● GIVEN REQUEST: Below are entries to be transcribed exactly; exclude the pictures from the copy.

[Dataset items]
**********

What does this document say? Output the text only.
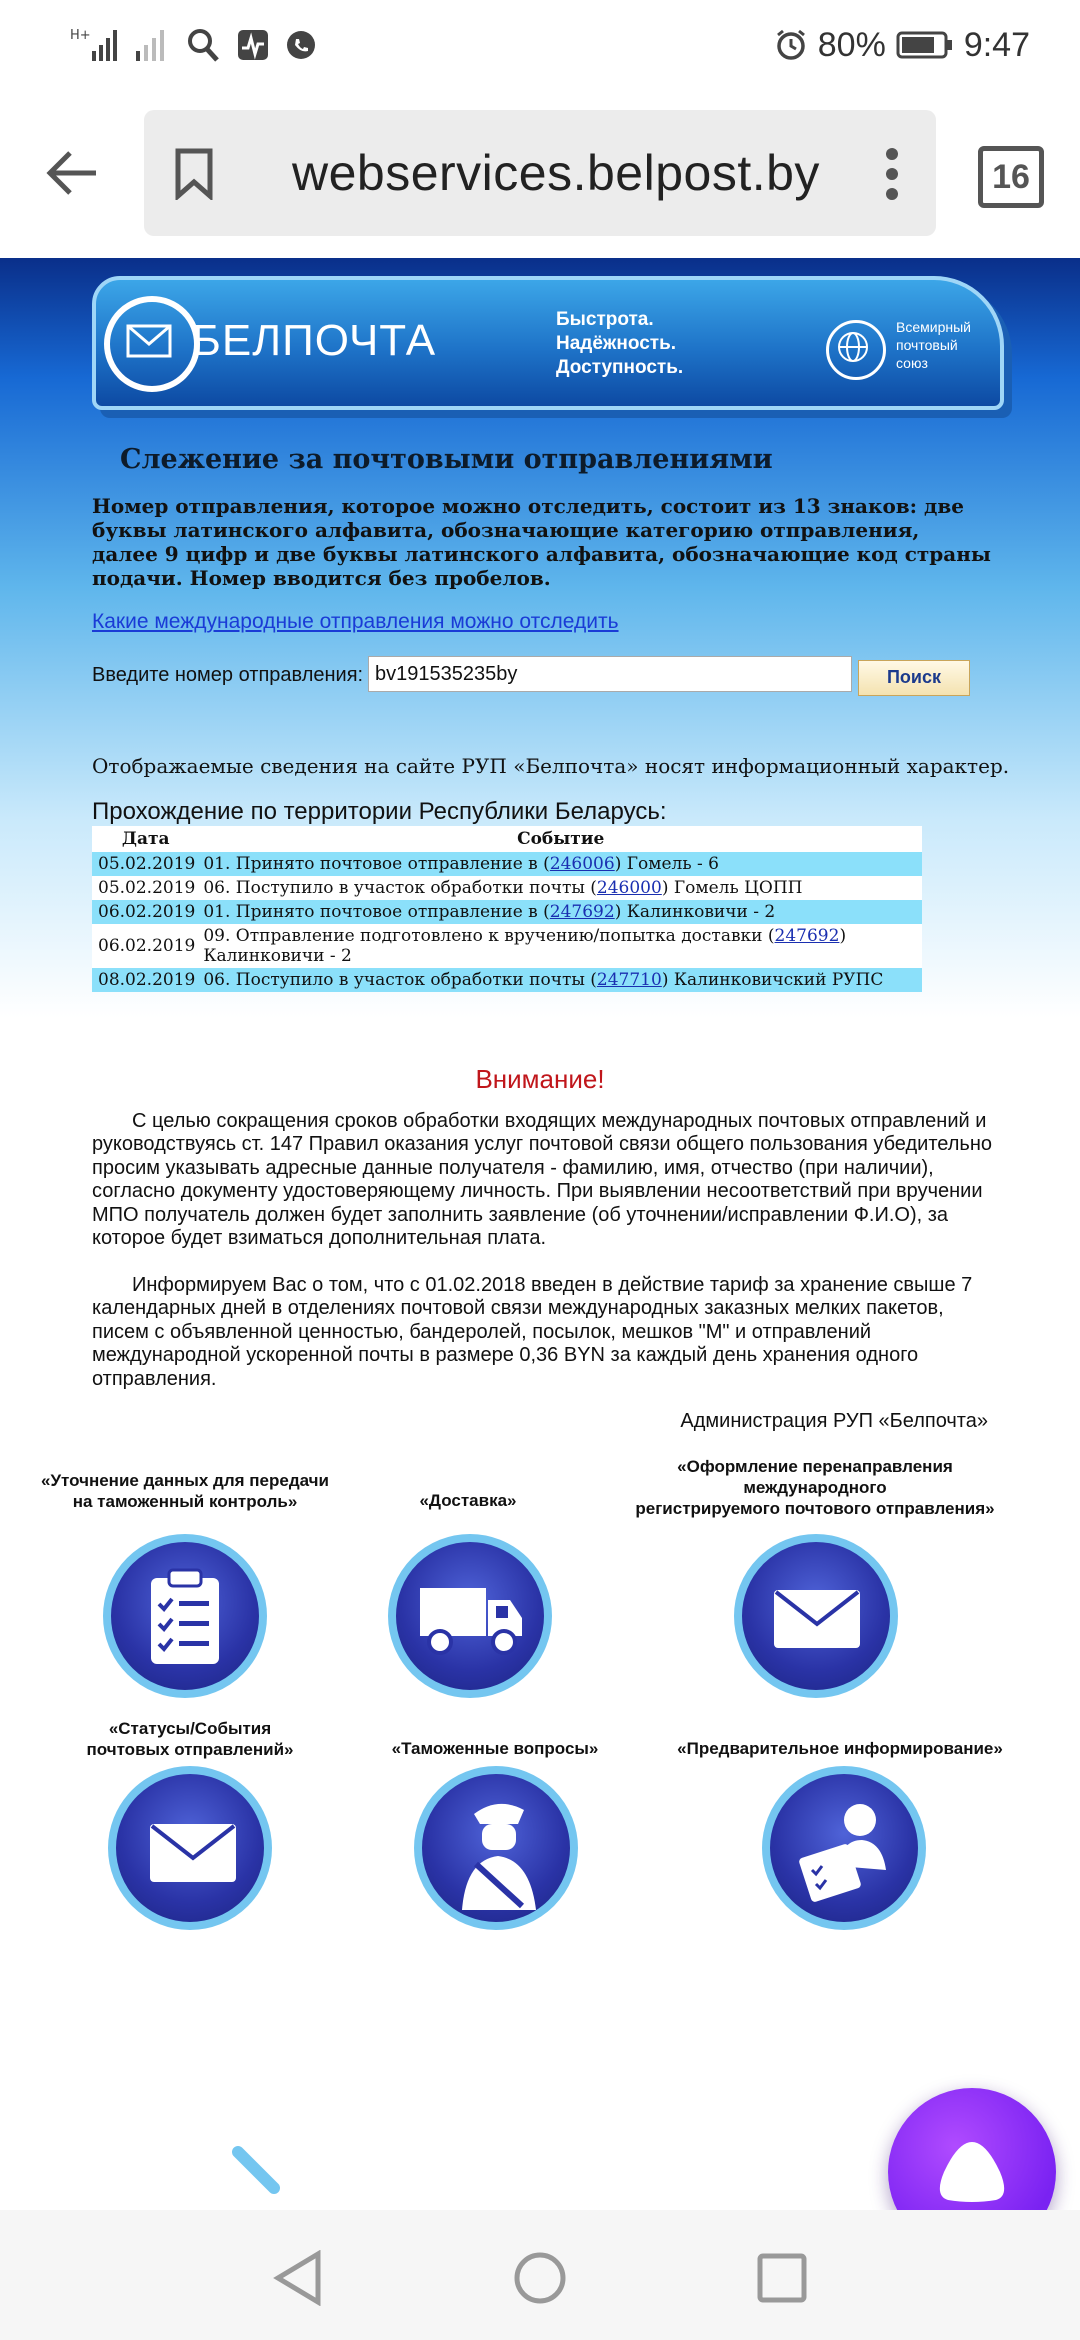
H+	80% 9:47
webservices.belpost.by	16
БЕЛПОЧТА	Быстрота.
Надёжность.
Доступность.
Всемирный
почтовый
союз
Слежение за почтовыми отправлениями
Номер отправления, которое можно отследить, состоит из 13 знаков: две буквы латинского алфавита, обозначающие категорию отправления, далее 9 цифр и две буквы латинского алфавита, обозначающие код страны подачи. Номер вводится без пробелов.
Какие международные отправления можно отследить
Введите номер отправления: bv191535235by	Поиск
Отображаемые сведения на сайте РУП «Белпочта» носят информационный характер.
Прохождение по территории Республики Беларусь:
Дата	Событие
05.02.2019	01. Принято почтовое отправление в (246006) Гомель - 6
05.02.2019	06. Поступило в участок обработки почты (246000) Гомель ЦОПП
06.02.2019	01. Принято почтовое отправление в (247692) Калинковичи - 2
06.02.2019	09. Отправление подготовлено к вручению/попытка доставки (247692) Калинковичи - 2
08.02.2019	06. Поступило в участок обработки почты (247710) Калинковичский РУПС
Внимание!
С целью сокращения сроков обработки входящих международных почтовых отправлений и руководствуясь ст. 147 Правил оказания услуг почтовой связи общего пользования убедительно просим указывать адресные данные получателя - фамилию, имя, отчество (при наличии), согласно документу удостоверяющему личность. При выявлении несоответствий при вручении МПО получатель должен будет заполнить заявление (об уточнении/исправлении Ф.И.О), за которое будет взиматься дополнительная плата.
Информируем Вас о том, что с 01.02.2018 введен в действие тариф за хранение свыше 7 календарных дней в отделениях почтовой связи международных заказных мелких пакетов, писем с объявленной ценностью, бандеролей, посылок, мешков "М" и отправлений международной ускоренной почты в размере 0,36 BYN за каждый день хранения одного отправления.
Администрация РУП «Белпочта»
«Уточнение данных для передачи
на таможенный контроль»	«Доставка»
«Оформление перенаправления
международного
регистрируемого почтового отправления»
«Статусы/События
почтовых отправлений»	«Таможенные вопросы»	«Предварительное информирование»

**********

● COMPLETE OUTPUT:
What does this document say? Output the text only.
H+	80% 9:47
webservices.belpost.by	16
БЕЛПОЧТА	Быстрота.
Надёжность.
Доступность.
Всемирный
почтовый
союз
Слежение за почтовыми отправлениями
Номер отправления, которое можно отследить, состоит из 13 знаков: две буквы латинского алфавита, обозначающие категорию отправления, далее 9 цифр и две буквы латинского алфавита, обозначающие код страны подачи. Номер вводится без пробелов.
Какие международные отправления можно отследить
Введите номер отправления: bv191535235by	Поиск
Отображаемые сведения на сайте РУП «Белпочта» носят информационный характер.
Прохождение по территории Республики Беларусь:
Дата	Событие
05.02.2019	01. Принято почтовое отправление в (246006) Гомель - 6
05.02.2019	06. Поступило в участок обработки почты (246000) Гомель ЦОПП
06.02.2019	01. Принято почтовое отправление в (247692) Калинковичи - 2
06.02.2019	09. Отправление подготовлено к вручению/попытка доставки (247692) Калинковичи - 2
08.02.2019	06. Поступило в участок обработки почты (247710) Калинковичский РУПС
Внимание!
С целью сокращения сроков обработки входящих международных почтовых отправлений и руководствуясь ст. 147 Правил оказания услуг почтовой связи общего пользования убедительно просим указывать адресные данные получателя - фамилию, имя, отчество (при наличии), согласно документу удостоверяющему личность. При выявлении несоответствий при вручении МПО получатель должен будет заполнить заявление (об уточнении/исправлении Ф.И.О), за которое будет взиматься дополнительная плата.
Информируем Вас о том, что с 01.02.2018 введен в действие тариф за хранение свыше 7 календарных дней в отделениях почтовой связи международных заказных мелких пакетов, писем с объявленной ценностью, бандеролей, посылок, мешков "М" и отправлений международной ускоренной почты в размере 0,36 BYN за каждый день хранения одного отправления.
Администрация РУП «Белпочта»
«Уточнение данных для передачи
на таможенный контроль»	«Доставка»
«Оформление перенаправления
международного
регистрируемого почтового отправления»
«Статусы/События
почтовых отправлений»	«Таможенные вопросы»	«Предварительное информирование»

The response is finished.